- _Stated exercise_
Transcribe every line exactly. Leave the pictures behind.

Stored items
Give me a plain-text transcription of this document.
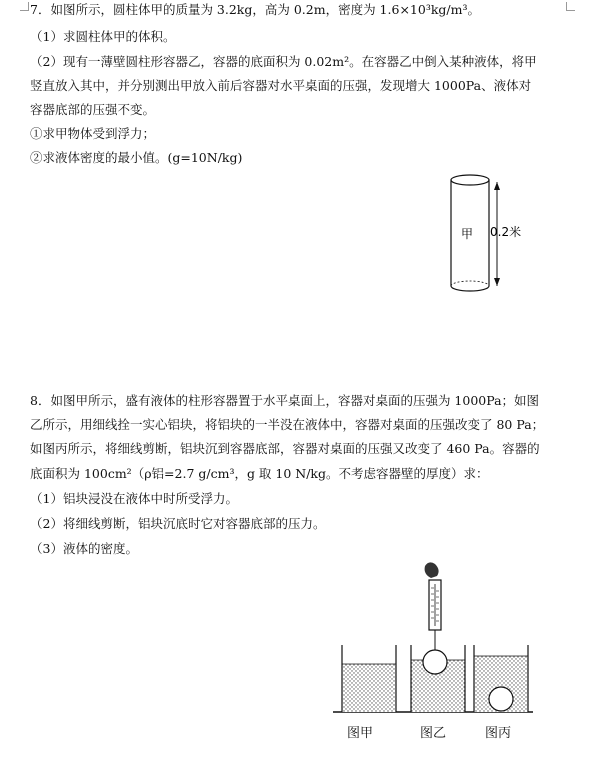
7．如图所示，圆柱体甲的质量为 3.2kg，高为 0.2m，密度为 1.6×10³kg/m³。
（1）求圆柱体甲的体积。
（2）现有一薄壁圆柱形容器乙，容器的底面积为 0.02m²。在容器乙中倒入某种液体，将甲
竖直放入其中，并分别测出甲放入前后容器对水平桌面的压强，发现增大 1000Pa、液体对
容器底部的压强不变。
①求甲物体受到浮力；
②求液体密度的最小值。(g=10N/kg)
甲 0.2米
8．如图甲所示，盛有液体的柱形容器置于水平桌面上，容器对桌面的压强为 1000Pa；如图
乙所示，用细线拴一实心铝块，将铝块的一半没在液体中，容器对桌面的压强改变了 80 Pa；
如图丙所示，将细线剪断，铝块沉到容器底部，容器对桌面的压强又改变了 460 Pa。容器的
底面积为 100cm²（ρ铝=2.7 g/cm³，g 取 10 N/kg。不考虑容器壁的厚度）求：
（1）铝块浸没在液体中时所受浮力。
（2）将细线剪断，铝块沉底时它对容器底部的压力。
（3）液体的密度。
图甲	图乙	图丙
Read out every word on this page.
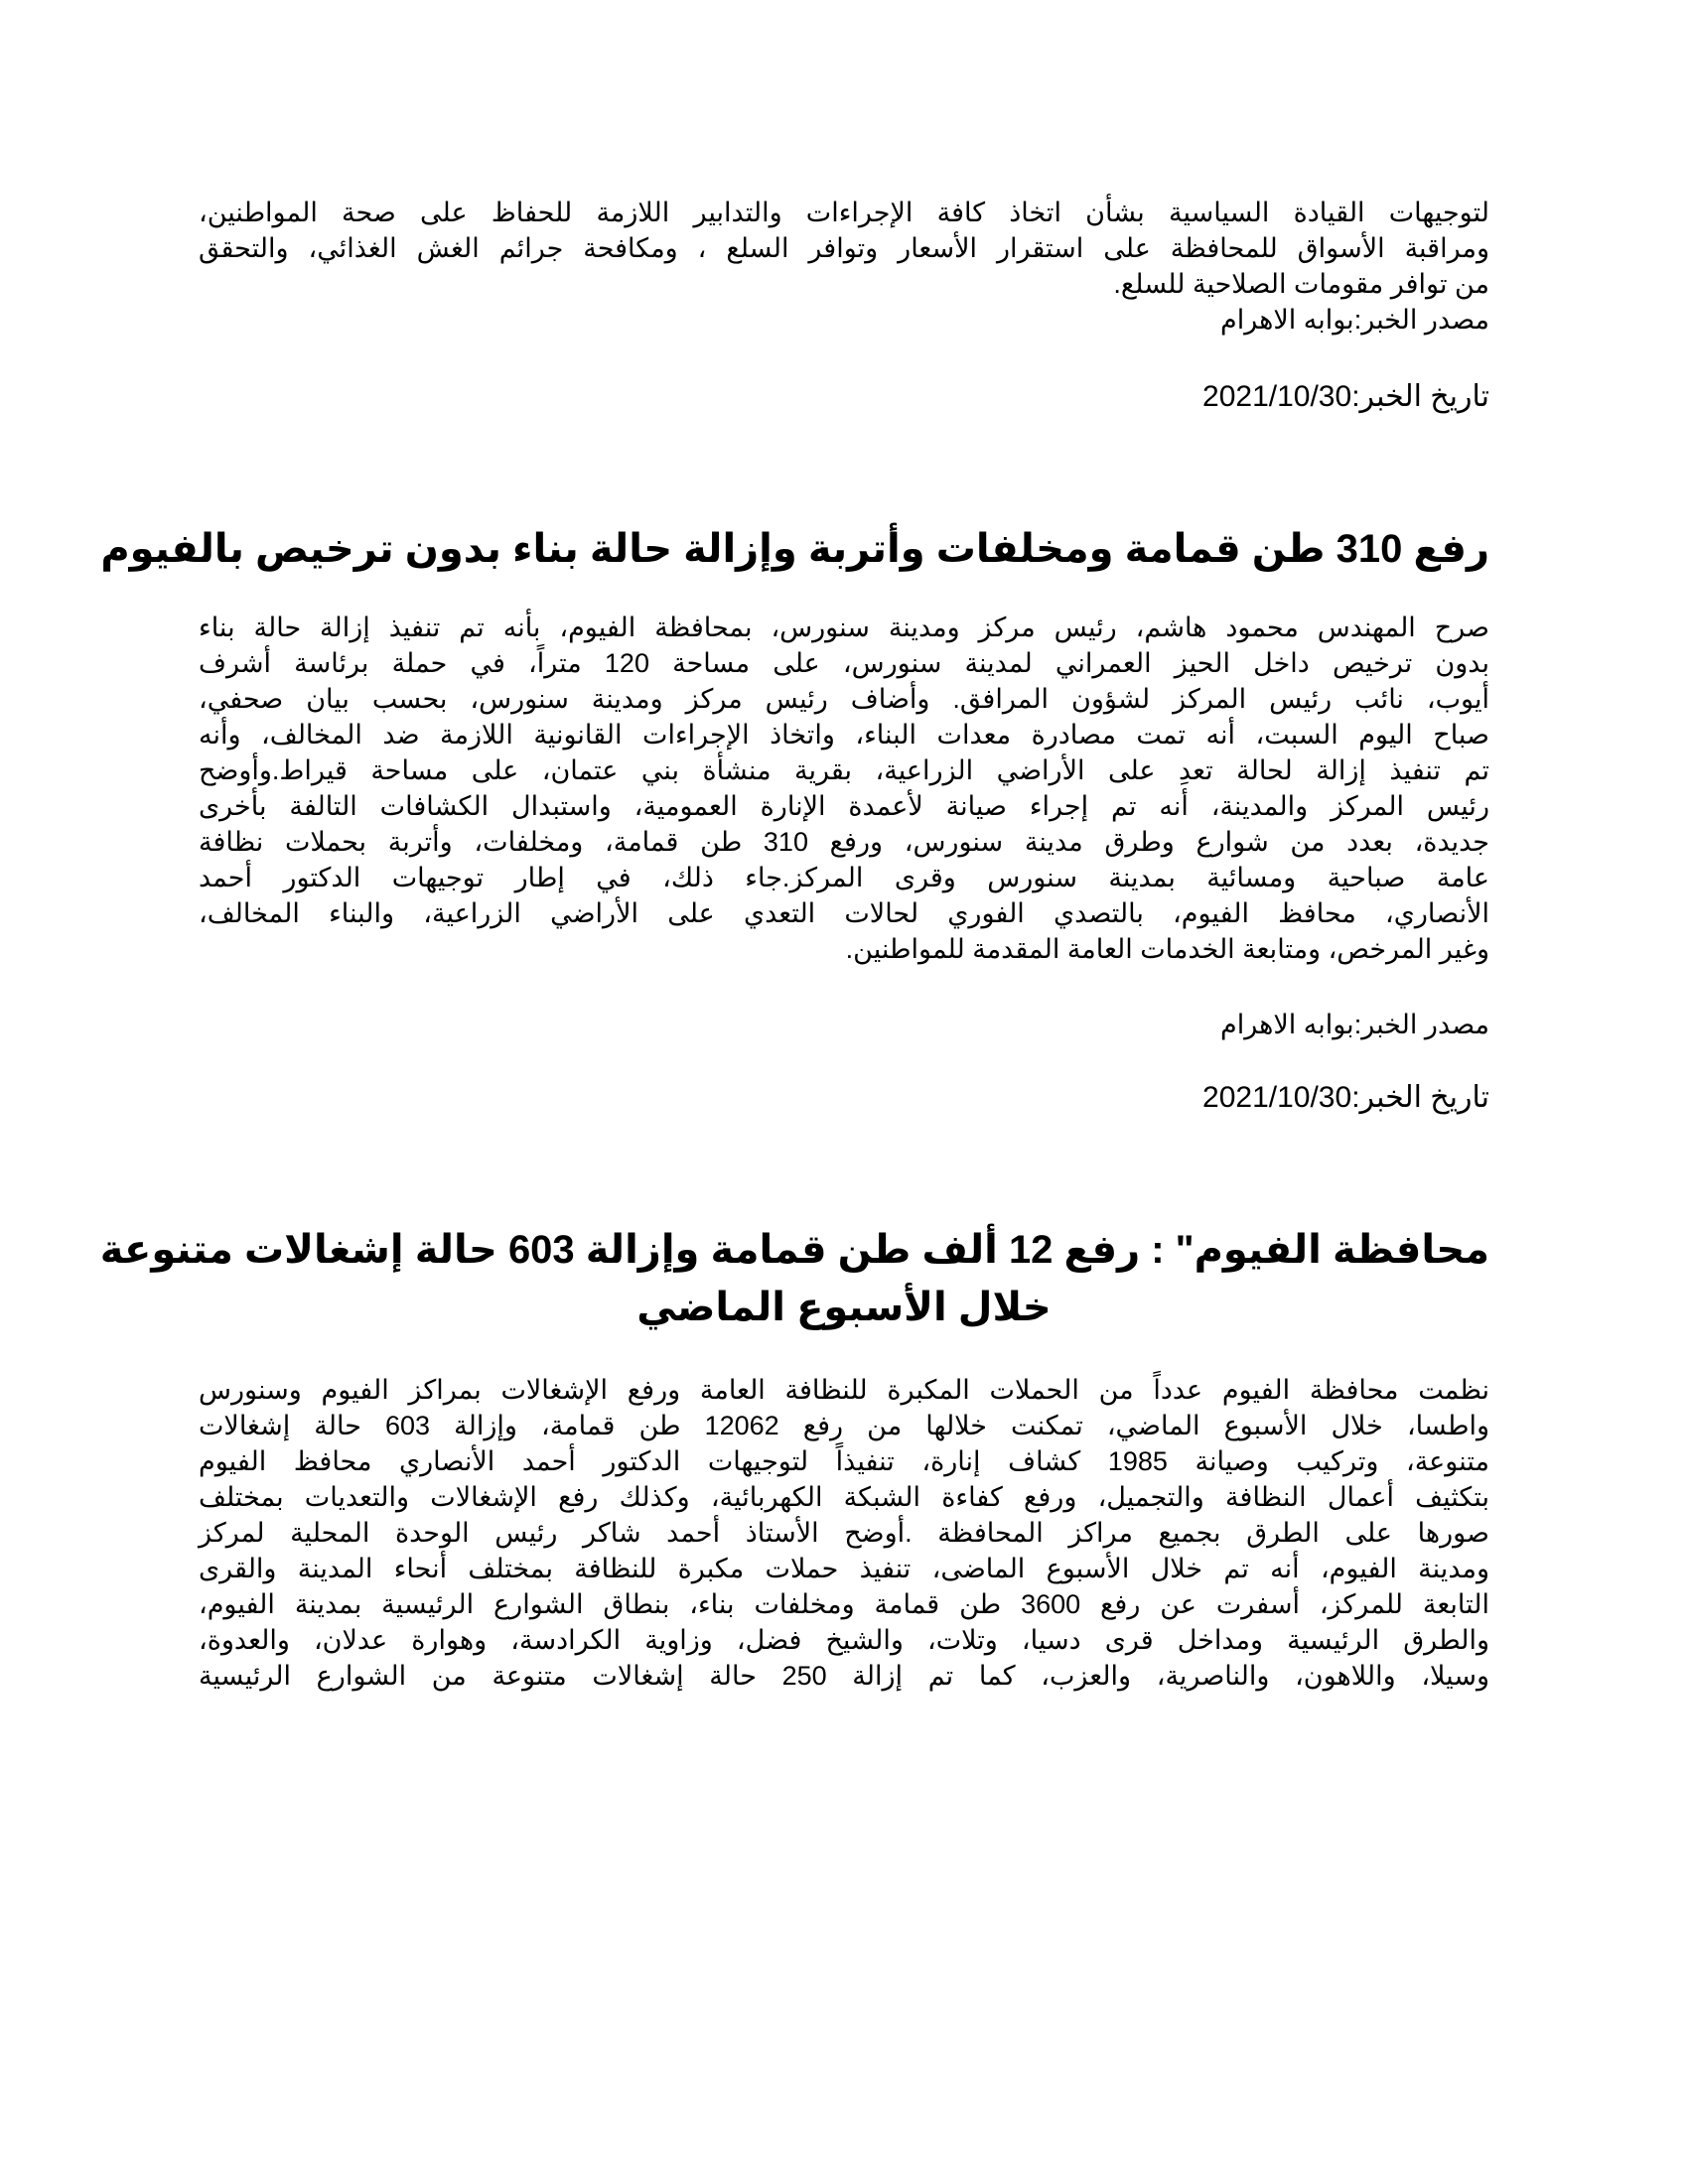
لتوجيهات القيادة السياسية بشأن اتخاذ كافة الإجراءات والتدابير اللازمة للحفاظ على صحة المواطنين،
ومراقبة الأسواق للمحافظة على استقرار الأسعار وتوافر السلع ، ومكافحة جرائم الغش الغذائي، والتحقق
من توافر مقومات الصلاحية للسلع.
مصدر الخبر:بوابه الاهرام
تاريخ الخبر:2021/10/30
رفع 310 طن قمامة ومخلفات وأتربة وإزالة حالة بناء بدون ترخيص بالفيوم
صرح المهندس محمود هاشم، رئيس مركز ومدينة سنورس، بمحافظة الفيوم، بأنه تم تنفيذ إزالة حالة بناء
بدون ترخيص داخل الحيز العمراني لمدينة سنورس، على مساحة 120 متراً، في حملة برئاسة أشرف
أيوب، نائب رئيس المركز لشؤون المرافق. وأضاف رئيس مركز ومدينة سنورس، بحسب بيان صحفي،
صباح اليوم السبت، أنه تمت مصادرة معدات البناء، واتخاذ الإجراءات القانونية اللازمة ضد المخالف، وأنه
تم تنفيذ إزالة لحالة تعدِ على الأراضي الزراعية، بقرية منشأة بني عتمان، على مساحة قيراط.وأوضح
رئيس المركز والمدينة، أنه تم إجراء صيانة لأعمدة الإنارة العمومية، واستبدال الكشافات التالفة بأخرى
جديدة، بعدد من شوارع وطرق مدينة سنورس، ورفع 310 طن قمامة، ومخلفات، وأتربة بحملات نظافة
عامة صباحية ومسائية بمدينة سنورس وقرى المركز.جاء ذلك، في إطار توجيهات الدكتور أحمد
الأنصاري، محافظ الفيوم، بالتصدي الفوري لحالات التعدي على الأراضي الزراعية، والبناء المخالف،
وغير المرخص، ومتابعة الخدمات العامة المقدمة للمواطنين.
مصدر الخبر:بوابه الاهرام
تاريخ الخبر:2021/10/30
محافظة الفيوم" : رفع 12 ألف طن قمامة وإزالة 603 حالة إشغالات متنوعة
خلال الأسبوع الماضي
نظمت محافظة الفيوم عدداً من الحملات المكبرة للنظافة العامة ورفع الإشغالات بمراكز الفيوم وسنورس
واطسا، خلال الأسبوع الماضي، تمكنت خلالها من رفع 12062 طن قمامة، وإزالة 603 حالة إشغالات
متنوعة، وتركيب وصيانة 1985 كشاف إنارة، تنفيذاً لتوجيهات الدكتور أحمد الأنصاري محافظ الفيوم
بتكثيف أعمال النظافة والتجميل، ورفع كفاءة الشبكة الكهربائية، وكذلك رفع الإشغالات والتعديات بمختلف
صورها على الطرق بجميع مراكز المحافظة .أوضح الأستاذ أحمد شاكر رئيس الوحدة المحلية لمركز
ومدينة الفيوم، أنه تم خلال الأسبوع الماضى، تنفيذ حملات مكبرة للنظافة بمختلف أنحاء المدينة والقرى
التابعة للمركز، أسفرت عن رفع 3600 طن قمامة ومخلفات بناء، بنطاق الشوارع الرئيسية بمدينة الفيوم،
والطرق الرئيسية ومداخل قرى دسيا، وتلات، والشيخ فضل، وزاوية الكرادسة، وهوارة عدلان، والعدوة،
وسيلا، واللاهون، والناصرية، والعزب، كما تم إزالة 250 حالة إشغالات متنوعة من الشوارع الرئيسية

- _The response_
Give me a plain-text transcription of this document.
7．如图所示，圆柱体甲的质量为 3.2kg，高为 0.2m，密度为 1.6×10³kg/m³。
（1）求圆柱体甲的体积。
（2）现有一薄壁圆柱形容器乙，容器的底面积为 0.02m²。在容器乙中倒入某种液体，将甲
竖直放入其中，并分别测出甲放入前后容器对水平桌面的压强，发现增大 1000Pa、液体对
容器底部的压强不变。
①求甲物体受到浮力；
②求液体密度的最小值。(g=10N/kg)
甲 0.2米
8．如图甲所示，盛有液体的柱形容器置于水平桌面上，容器对桌面的压强为 1000Pa；如图
乙所示，用细线拴一实心铝块，将铝块的一半没在液体中，容器对桌面的压强改变了 80 Pa；
如图丙所示，将细线剪断，铝块沉到容器底部，容器对桌面的压强又改变了 460 Pa。容器的
底面积为 100cm²（ρ铝=2.7 g/cm³，g 取 10 N/kg。不考虑容器壁的厚度）求：
（1）铝块浸没在液体中时所受浮力。
（2）将细线剪断，铝块沉底时它对容器底部的压力。
（3）液体的密度。
图甲	图乙	图丙
Read out every word on this page.
لتوجيهات القيادة السياسية بشأن اتخاذ كافة الإجراءات والتدابير اللازمة للحفاظ على صحة المواطنين،
ومراقبة الأسواق للمحافظة على استقرار الأسعار وتوافر السلع ، ومكافحة جرائم الغش الغذائي، والتحقق
من توافر مقومات الصلاحية للسلع.
مصدر الخبر:بوابه الاهرام
تاريخ الخبر:2021/10/30
رفع 310 طن قمامة ومخلفات وأتربة وإزالة حالة بناء بدون ترخيص بالفيوم
صرح المهندس محمود هاشم، رئيس مركز ومدينة سنورس، بمحافظة الفيوم، بأنه تم تنفيذ إزالة حالة بناء
بدون ترخيص داخل الحيز العمراني لمدينة سنورس، على مساحة 120 متراً، في حملة برئاسة أشرف
أيوب، نائب رئيس المركز لشؤون المرافق. وأضاف رئيس مركز ومدينة سنورس، بحسب بيان صحفي،
صباح اليوم السبت، أنه تمت مصادرة معدات البناء، واتخاذ الإجراءات القانونية اللازمة ضد المخالف، وأنه
تم تنفيذ إزالة لحالة تعدِ على الأراضي الزراعية، بقرية منشأة بني عتمان، على مساحة قيراط.وأوضح
رئيس المركز والمدينة، أنه تم إجراء صيانة لأعمدة الإنارة العمومية، واستبدال الكشافات التالفة بأخرى
جديدة، بعدد من شوارع وطرق مدينة سنورس، ورفع 310 طن قمامة، ومخلفات، وأتربة بحملات نظافة
عامة صباحية ومسائية بمدينة سنورس وقرى المركز.جاء ذلك، في إطار توجيهات الدكتور أحمد
الأنصاري، محافظ الفيوم، بالتصدي الفوري لحالات التعدي على الأراضي الزراعية، والبناء المخالف،
وغير المرخص، ومتابعة الخدمات العامة المقدمة للمواطنين.
مصدر الخبر:بوابه الاهرام
تاريخ الخبر:2021/10/30
محافظة الفيوم" : رفع 12 ألف طن قمامة وإزالة 603 حالة إشغالات متنوعة
خلال الأسبوع الماضي
نظمت محافظة الفيوم عدداً من الحملات المكبرة للنظافة العامة ورفع الإشغالات بمراكز الفيوم وسنورس
واطسا، خلال الأسبوع الماضي، تمكنت خلالها من رفع 12062 طن قمامة، وإزالة 603 حالة إشغالات
متنوعة، وتركيب وصيانة 1985 كشاف إنارة، تنفيذاً لتوجيهات الدكتور أحمد الأنصاري محافظ الفيوم
بتكثيف أعمال النظافة والتجميل، ورفع كفاءة الشبكة الكهربائية، وكذلك رفع الإشغالات والتعديات بمختلف
صورها على الطرق بجميع مراكز المحافظة .أوضح الأستاذ أحمد شاكر رئيس الوحدة المحلية لمركز
ومدينة الفيوم، أنه تم خلال الأسبوع الماضى، تنفيذ حملات مكبرة للنظافة بمختلف أنحاء المدينة والقرى
التابعة للمركز، أسفرت عن رفع 3600 طن قمامة ومخلفات بناء، بنطاق الشوارع الرئيسية بمدينة الفيوم،
والطرق الرئيسية ومداخل قرى دسيا، وتلات، والشيخ فضل، وزاوية الكرادسة، وهوارة عدلان، والعدوة،
وسيلا، واللاهون، والناصرية، والعزب، كما تم إزالة 250 حالة إشغالات متنوعة من الشوارع الرئيسية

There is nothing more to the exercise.